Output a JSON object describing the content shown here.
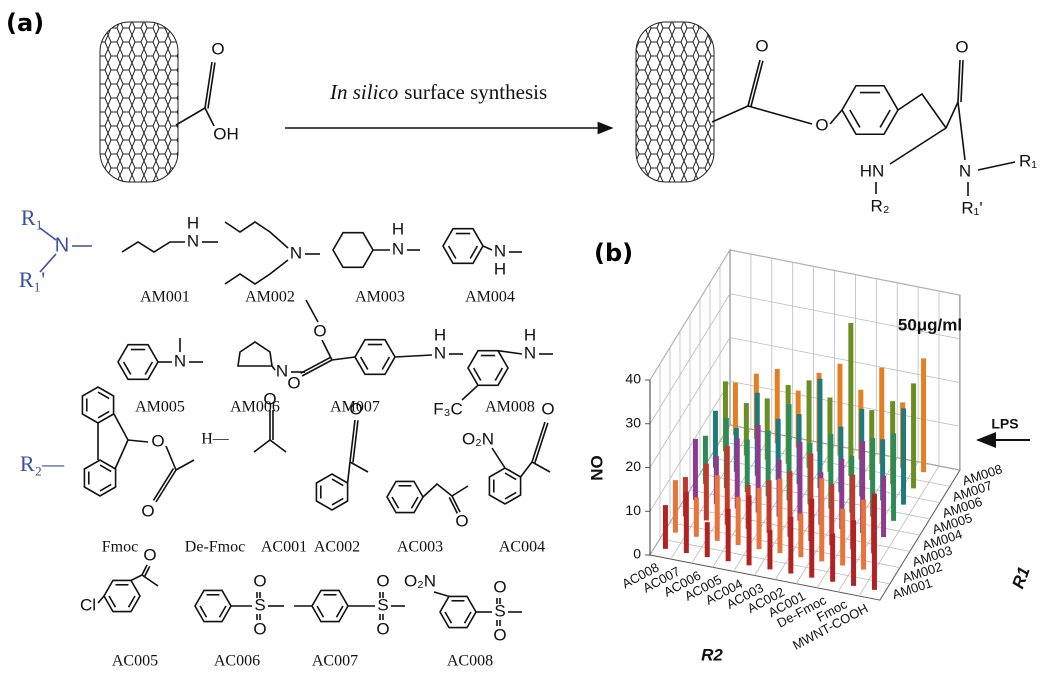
{
  "panel_a": {
    "label": "(a)",
    "arrow_label": [
      "In silico",
      "surface synthesis"
    ],
    "reactant_atoms": [
      "O",
      "OH"
    ],
    "product_atoms": [
      "O",
      "O",
      "O",
      "HN",
      "N",
      "R₁",
      "R₂",
      "R₁'"
    ],
    "r1_key": [
      "R₁",
      "N",
      "R₁'"
    ],
    "r2_key": "R₂—",
    "amines": [
      {
        "name": "AM001",
        "atoms": [
          "H",
          "N"
        ]
      },
      {
        "name": "AM002",
        "atoms": [
          "N"
        ]
      },
      {
        "name": "AM003",
        "atoms": [
          "H",
          "N"
        ]
      },
      {
        "name": "AM004",
        "atoms": [
          "N",
          "H"
        ]
      },
      {
        "name": "AM005",
        "atoms": [
          "N"
        ]
      },
      {
        "name": "AM006",
        "atoms": [
          "N"
        ]
      },
      {
        "name": "AM007",
        "atoms": [
          "O",
          "O",
          "H",
          "N"
        ]
      },
      {
        "name": "AM008",
        "atoms": [
          "H",
          "N",
          "F₃C"
        ]
      }
    ],
    "acyls": [
      {
        "name": "Fmoc",
        "atoms": [
          "O",
          "O"
        ]
      },
      {
        "name": "De-Fmoc",
        "atoms": [
          "H—"
        ]
      },
      {
        "name": "AC001",
        "atoms": [
          "O"
        ]
      },
      {
        "name": "AC002",
        "atoms": [
          "O"
        ]
      },
      {
        "name": "AC003",
        "atoms": [
          "O"
        ]
      },
      {
        "name": "AC004",
        "atoms": [
          "O₂N",
          "O"
        ]
      },
      {
        "name": "AC005",
        "atoms": [
          "Cl",
          "O"
        ]
      },
      {
        "name": "AC006",
        "atoms": [
          "S",
          "O",
          "O"
        ]
      },
      {
        "name": "AC007",
        "atoms": [
          "S",
          "O",
          "O"
        ]
      },
      {
        "name": "AC008",
        "atoms": [
          "O₂N",
          "S",
          "O",
          "O"
        ]
      }
    ]
  },
  "chart_data": {
    "type": "bar3d",
    "panel_label": "(b)",
    "title": "50μg/ml",
    "annotation": "LPS",
    "ylabel": "NO",
    "xlabel": "R2",
    "zlabel": "R1",
    "categories": [
      "AC008",
      "AC007",
      "AC006",
      "AC005",
      "AC004",
      "AC003",
      "AC002",
      "AC001",
      "De-Fmoc",
      "Fmoc",
      "MWNT-COOH"
    ],
    "series": [
      {
        "name": "AM001",
        "color": "#b22222",
        "values": [
          10,
          14,
          8,
          12,
          16,
          9,
          13,
          18,
          11,
          15,
          22
        ]
      },
      {
        "name": "AM002",
        "color": "#e8743b",
        "values": [
          12,
          9,
          15,
          11,
          14,
          17,
          10,
          19,
          13,
          16,
          null
        ]
      },
      {
        "name": "AM003",
        "color": "#c0392b",
        "values": [
          9,
          13,
          18,
          10,
          12,
          15,
          20,
          14,
          17,
          12,
          null
        ]
      },
      {
        "name": "AM004",
        "color": "#8e3a8e",
        "values": [
          14,
          11,
          16,
          20,
          13,
          18,
          12,
          16,
          21,
          14,
          null
        ]
      },
      {
        "name": "AM005",
        "color": "#2e8b57",
        "values": [
          11,
          16,
          12,
          15,
          22,
          14,
          17,
          13,
          18,
          20,
          null
        ]
      },
      {
        "name": "AM006",
        "color": "#1f7a7a",
        "values": [
          13,
          10,
          19,
          14,
          16,
          25,
          15,
          20,
          14,
          22,
          null
        ]
      },
      {
        "name": "AM007",
        "color": "#6b8e23",
        "values": [
          16,
          12,
          14,
          18,
          20,
          17,
          35,
          16,
          19,
          24,
          null
        ]
      },
      {
        "name": "AM008",
        "color": "#e67e22",
        "values": [
          12,
          15,
          17,
          13,
          18,
          21,
          16,
          22,
          15,
          26,
          null
        ]
      }
    ],
    "ylim": [
      0,
      40
    ],
    "yticks": [
      0,
      10,
      20,
      30,
      40
    ],
    "grid": true
  }
}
================================
Every line above should be returned exactly; the pictures stay out.

## Full solution
Output a JSON object describing the content shown here.
{
  "panel_a": {
    "label": "(a)",
    "arrow_label": [
      "In silico",
      "surface synthesis"
    ],
    "reactant_atoms": [
      "O",
      "OH"
    ],
    "product_atoms": [
      "O",
      "O",
      "O",
      "HN",
      "N",
      "R₁",
      "R₂",
      "R₁'"
    ],
    "r1_key": [
      "R₁",
      "N",
      "R₁'"
    ],
    "r2_key": "R₂—",
    "amines": [
      {
        "name": "AM001",
        "atoms": [
          "H",
          "N"
        ]
      },
      {
        "name": "AM002",
        "atoms": [
          "N"
        ]
      },
      {
        "name": "AM003",
        "atoms": [
          "H",
          "N"
        ]
      },
      {
        "name": "AM004",
        "atoms": [
          "N",
          "H"
        ]
      },
      {
        "name": "AM005",
        "atoms": [
          "N"
        ]
      },
      {
        "name": "AM006",
        "atoms": [
          "N"
        ]
      },
      {
        "name": "AM007",
        "atoms": [
          "O",
          "O",
          "H",
          "N"
        ]
      },
      {
        "name": "AM008",
        "atoms": [
          "H",
          "N",
          "F₃C"
        ]
      }
    ],
    "acyls": [
      {
        "name": "Fmoc",
        "atoms": [
          "O",
          "O"
        ]
      },
      {
        "name": "De-Fmoc",
        "atoms": [
          "H—"
        ]
      },
      {
        "name": "AC001",
        "atoms": [
          "O"
        ]
      },
      {
        "name": "AC002",
        "atoms": [
          "O"
        ]
      },
      {
        "name": "AC003",
        "atoms": [
          "O"
        ]
      },
      {
        "name": "AC004",
        "atoms": [
          "O₂N",
          "O"
        ]
      },
      {
        "name": "AC005",
        "atoms": [
          "Cl",
          "O"
        ]
      },
      {
        "name": "AC006",
        "atoms": [
          "S",
          "O",
          "O"
        ]
      },
      {
        "name": "AC007",
        "atoms": [
          "S",
          "O",
          "O"
        ]
      },
      {
        "name": "AC008",
        "atoms": [
          "O₂N",
          "S",
          "O",
          "O"
        ]
      }
    ]
  },
  "chart_data": {
    "type": "bar3d",
    "panel_label": "(b)",
    "title": "50μg/ml",
    "annotation": "LPS",
    "ylabel": "NO",
    "xlabel": "R2",
    "zlabel": "R1",
    "categories": [
      "AC008",
      "AC007",
      "AC006",
      "AC005",
      "AC004",
      "AC003",
      "AC002",
      "AC001",
      "De-Fmoc",
      "Fmoc",
      "MWNT-COOH"
    ],
    "series": [
      {
        "name": "AM001",
        "color": "#b22222",
        "values": [
          10,
          14,
          8,
          12,
          16,
          9,
          13,
          18,
          11,
          15,
          22
        ]
      },
      {
        "name": "AM002",
        "color": "#e8743b",
        "values": [
          12,
          9,
          15,
          11,
          14,
          17,
          10,
          19,
          13,
          16,
          null
        ]
      },
      {
        "name": "AM003",
        "color": "#c0392b",
        "values": [
          9,
          13,
          18,
          10,
          12,
          15,
          20,
          14,
          17,
          12,
          null
        ]
      },
      {
        "name": "AM004",
        "color": "#8e3a8e",
        "values": [
          14,
          11,
          16,
          20,
          13,
          18,
          12,
          16,
          21,
          14,
          null
        ]
      },
      {
        "name": "AM005",
        "color": "#2e8b57",
        "values": [
          11,
          16,
          12,
          15,
          22,
          14,
          17,
          13,
          18,
          20,
          null
        ]
      },
      {
        "name": "AM006",
        "color": "#1f7a7a",
        "values": [
          13,
          10,
          19,
          14,
          16,
          25,
          15,
          20,
          14,
          22,
          null
        ]
      },
      {
        "name": "AM007",
        "color": "#6b8e23",
        "values": [
          16,
          12,
          14,
          18,
          20,
          17,
          35,
          16,
          19,
          24,
          null
        ]
      },
      {
        "name": "AM008",
        "color": "#e67e22",
        "values": [
          12,
          15,
          17,
          13,
          18,
          21,
          16,
          22,
          15,
          26,
          null
        ]
      }
    ],
    "ylim": [
      0,
      40
    ],
    "yticks": [
      0,
      10,
      20,
      30,
      40
    ],
    "grid": true
  }
}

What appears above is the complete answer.